Job: Leaving out every picture, quote the data below exactly as it appears.

Dataset records:
(begin)
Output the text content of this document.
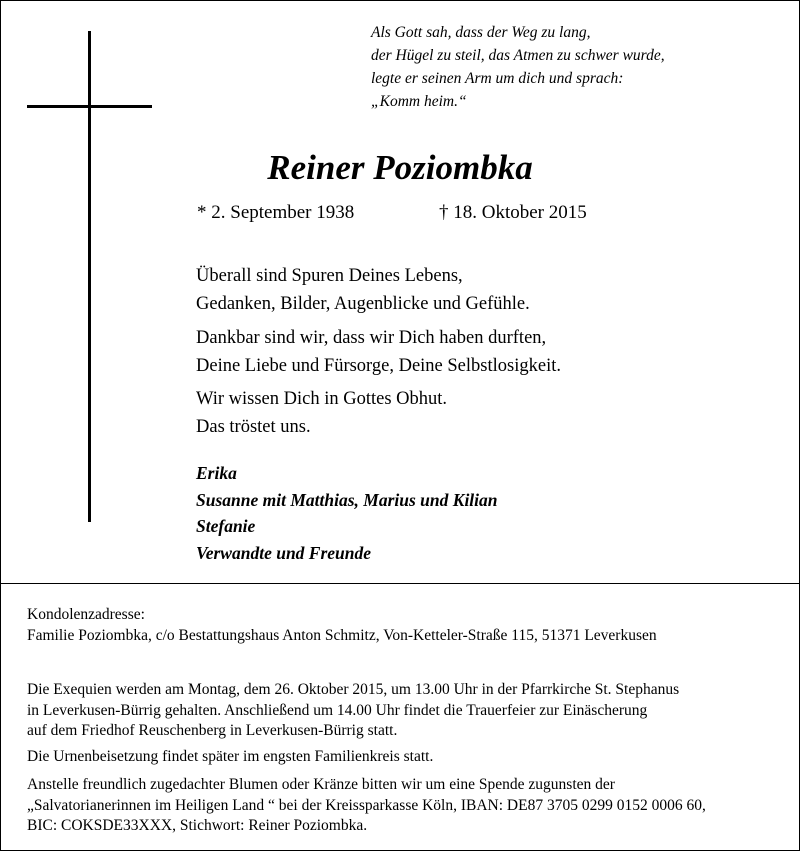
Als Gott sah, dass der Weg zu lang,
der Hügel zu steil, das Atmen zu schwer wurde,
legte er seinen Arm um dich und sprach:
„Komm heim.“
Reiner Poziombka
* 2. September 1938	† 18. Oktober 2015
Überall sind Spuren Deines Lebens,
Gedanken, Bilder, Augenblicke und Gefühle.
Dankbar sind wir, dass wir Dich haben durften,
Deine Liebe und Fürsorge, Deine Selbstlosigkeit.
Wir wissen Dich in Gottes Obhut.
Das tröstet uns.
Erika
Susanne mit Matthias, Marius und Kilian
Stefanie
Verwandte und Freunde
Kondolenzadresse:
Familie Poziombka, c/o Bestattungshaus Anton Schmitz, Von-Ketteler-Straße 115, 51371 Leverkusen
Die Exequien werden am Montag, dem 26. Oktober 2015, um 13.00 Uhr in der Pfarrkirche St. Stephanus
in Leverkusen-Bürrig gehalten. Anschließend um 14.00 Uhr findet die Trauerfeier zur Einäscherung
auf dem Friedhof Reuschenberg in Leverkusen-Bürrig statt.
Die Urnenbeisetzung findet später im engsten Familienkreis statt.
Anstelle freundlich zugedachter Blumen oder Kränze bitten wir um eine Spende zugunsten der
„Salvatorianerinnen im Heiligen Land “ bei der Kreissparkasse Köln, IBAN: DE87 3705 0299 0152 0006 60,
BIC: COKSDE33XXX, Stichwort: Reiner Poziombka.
(end)
Solved problem:
Output the text content of this document.
Als Gott sah, dass der Weg zu lang,
der Hügel zu steil, das Atmen zu schwer wurde,
legte er seinen Arm um dich und sprach:
„Komm heim.“
Reiner Poziombka
* 2. September 1938	† 18. Oktober 2015
Überall sind Spuren Deines Lebens,
Gedanken, Bilder, Augenblicke und Gefühle.
Dankbar sind wir, dass wir Dich haben durften,
Deine Liebe und Fürsorge, Deine Selbstlosigkeit.
Wir wissen Dich in Gottes Obhut.
Das tröstet uns.
Erika
Susanne mit Matthias, Marius und Kilian
Stefanie
Verwandte und Freunde
Kondolenzadresse:
Familie Poziombka, c/o Bestattungshaus Anton Schmitz, Von-Ketteler-Straße 115, 51371 Leverkusen
Die Exequien werden am Montag, dem 26. Oktober 2015, um 13.00 Uhr in der Pfarrkirche St. Stephanus
in Leverkusen-Bürrig gehalten. Anschließend um 14.00 Uhr findet die Trauerfeier zur Einäscherung
auf dem Friedhof Reuschenberg in Leverkusen-Bürrig statt.
Die Urnenbeisetzung findet später im engsten Familienkreis statt.
Anstelle freundlich zugedachter Blumen oder Kränze bitten wir um eine Spende zugunsten der
„Salvatorianerinnen im Heiligen Land “ bei der Kreissparkasse Köln, IBAN: DE87 3705 0299 0152 0006 60,
BIC: COKSDE33XXX, Stichwort: Reiner Poziombka.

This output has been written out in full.